§ **Your goal**: Leave out the pictures and reproduce all of the data exactly.

** start Task inputs **

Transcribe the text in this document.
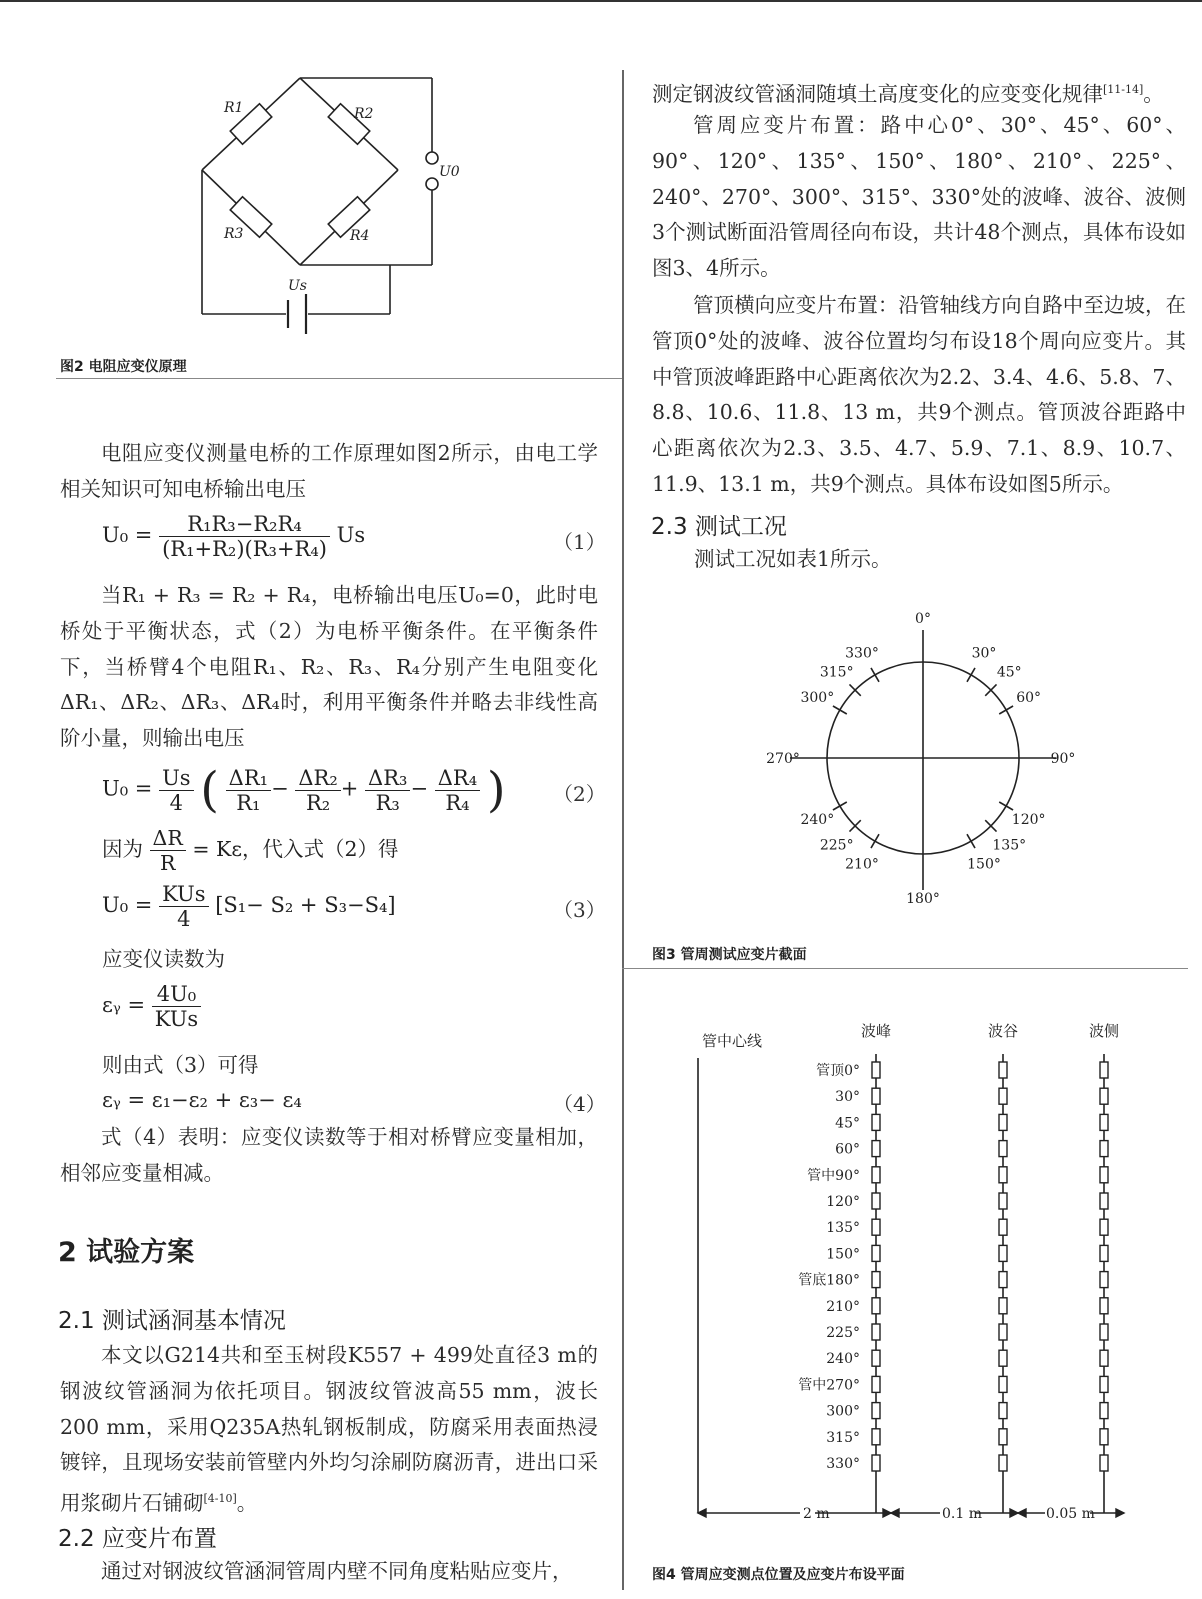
R1	R2
R3	R4
U0
Us
图2 电阻应变仪原理
电阻应变仪测量电桥的工作原理如图2所示，由电工学相关知识可知电桥输出电压
$U_0 = \frac{\text{R₁R₃−R₂R₄}}{\text{(R₁+R₂)(R₃+R₄)}}$ Us	（1）
当R₁ + R₃ = R₂ + R₄，电桥输出电压U₀=0，此时电桥处于平衡状态，式（2）为电桥平衡条件。在平衡条件下，当桥臂4个电阻R₁、R₂、R₃、R₄分别产生电阻变化ΔR₁、ΔR₂、ΔR₃、ΔR₄时，利用平衡条件并略去非线性高阶小量，则输出电压
$U_0 = \frac{Us}{4}$ ( $\frac{\text{ΔR₁}}{\text{R₁}} - \frac{\text{ΔR₂}}{\text{R₂}} + \frac{\text{ΔR₃}}{\text{R₃}} - \frac{\text{ΔR₄}}{\text{R₄}}$ ) （2）
因为 $\frac{\Delta R}{R} = K\varepsilon$，代入式（2）得
$U_0 = \frac{\text{KUs}}{4} [S_1- S_2 + S_3-S_4]$	（3）
应变仪读数为
εᵧ = $\frac{\text{4U₀}}{\text{KUs}}$
则由式（3）可得
εᵧ = ε₁−ε₂ + ε₃− ε₄	（4）
式（4）表明：应变仪读数等于相对桥臂应变量相加，相邻应变量相减。
2 试验方案
2.1 测试涵洞基本情况
本文以G214共和至玉树段K557 + 499处直径3 m的钢波纹管涵洞为依托项目。钢波纹管波高55 mm，波长200 mm，采用Q235A热轧钢板制成，防腐采用表面热浸镀锌，且现场安装前管壁内外均匀涂刷防腐沥青，进出口采用浆砌片石铺砌[4-10]。
2.2 应变片布置
通过对钢波纹管涵洞管周内壁不同角度粘贴应变片，
测定钢波纹管涵洞随填土高度变化的应变变化规律[11-14]。
管周应变片布置：路中心0°、30°、45°、60°、90°、120°、135°、150°、180°、210°、225°、240°、270°、300°、315°、330°处的波峰、波谷、波侧3个测试断面沿管周径向布设，共计48个测点，具体布设如图3、4所示。
管顶横向应变片布置：沿管轴线方向自路中至边坡，在管顶0°处的波峰、波谷位置均匀布设18个周向应变片。其中管顶波峰距路中心距离依次为2.2、3.4、4.6、5.8、7、8.8、10.6、11.8、13 m，共9个测点。管顶波谷距路中心距离依次为2.3、3.5、4.7、5.9、7.1、8.9、10.7、11.9、13.1 m，共9个测点。具体布设如图5所示。
2.3 测试工况
测试工况如表1所示。
0°
30°
45°
60°
90°
120°
135°
150°
180°
210°
225°
240°
270°
300°
315°
330°
图3 管周测试应变片截面
管中心线
波峰	波谷	波侧
管顶0°
30°
45°
60°
管中90°
120°
135°
150°
管底180°
210°
225°
240°
管中270°
300°
315°
330°
2 m	0.1 m	0.05 m
图4 管周应变测点位置及应变片布设平面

** end Task inputs **

§ **Solution to this exercise**:
Transcribe the text in this document.
R1	R2
R3	R4
U0
Us
图2 电阻应变仪原理
电阻应变仪测量电桥的工作原理如图2所示，由电工学相关知识可知电桥输出电压
$U_0 = \frac{\text{R₁R₃−R₂R₄}}{\text{(R₁+R₂)(R₃+R₄)}}$ Us	（1）
当R₁ + R₃ = R₂ + R₄，电桥输出电压U₀=0，此时电桥处于平衡状态，式（2）为电桥平衡条件。在平衡条件下，当桥臂4个电阻R₁、R₂、R₃、R₄分别产生电阻变化ΔR₁、ΔR₂、ΔR₃、ΔR₄时，利用平衡条件并略去非线性高阶小量，则输出电压
$U_0 = \frac{Us}{4}$ ( $\frac{\text{ΔR₁}}{\text{R₁}} - \frac{\text{ΔR₂}}{\text{R₂}} + \frac{\text{ΔR₃}}{\text{R₃}} - \frac{\text{ΔR₄}}{\text{R₄}}$ ) （2）
因为 $\frac{\Delta R}{R} = K\varepsilon$，代入式（2）得
$U_0 = \frac{\text{KUs}}{4} [S_1- S_2 + S_3-S_4]$	（3）
应变仪读数为
εᵧ = $\frac{\text{4U₀}}{\text{KUs}}$
则由式（3）可得
εᵧ = ε₁−ε₂ + ε₃− ε₄	（4）
式（4）表明：应变仪读数等于相对桥臂应变量相加，相邻应变量相减。
2 试验方案
2.1 测试涵洞基本情况
本文以G214共和至玉树段K557 + 499处直径3 m的钢波纹管涵洞为依托项目。钢波纹管波高55 mm，波长200 mm，采用Q235A热轧钢板制成，防腐采用表面热浸镀锌，且现场安装前管壁内外均匀涂刷防腐沥青，进出口采用浆砌片石铺砌[4-10]。
2.2 应变片布置
通过对钢波纹管涵洞管周内壁不同角度粘贴应变片，
测定钢波纹管涵洞随填土高度变化的应变变化规律[11-14]。
管周应变片布置：路中心0°、30°、45°、60°、90°、120°、135°、150°、180°、210°、225°、240°、270°、300°、315°、330°处的波峰、波谷、波侧3个测试断面沿管周径向布设，共计48个测点，具体布设如图3、4所示。
管顶横向应变片布置：沿管轴线方向自路中至边坡，在管顶0°处的波峰、波谷位置均匀布设18个周向应变片。其中管顶波峰距路中心距离依次为2.2、3.4、4.6、5.8、7、8.8、10.6、11.8、13 m，共9个测点。管顶波谷距路中心距离依次为2.3、3.5、4.7、5.9、7.1、8.9、10.7、11.9、13.1 m，共9个测点。具体布设如图5所示。
2.3 测试工况
测试工况如表1所示。
0°
30°
45°
60°
90°
120°
135°
150°
180°
210°
225°
240°
270°
300°
315°
330°
图3 管周测试应变片截面
管中心线
波峰	波谷	波侧
管顶0°
30°
45°
60°
管中90°
120°
135°
150°
管底180°
210°
225°
240°
管中270°
300°
315°
330°
2 m	0.1 m	0.05 m
图4 管周应变测点位置及应变片布设平面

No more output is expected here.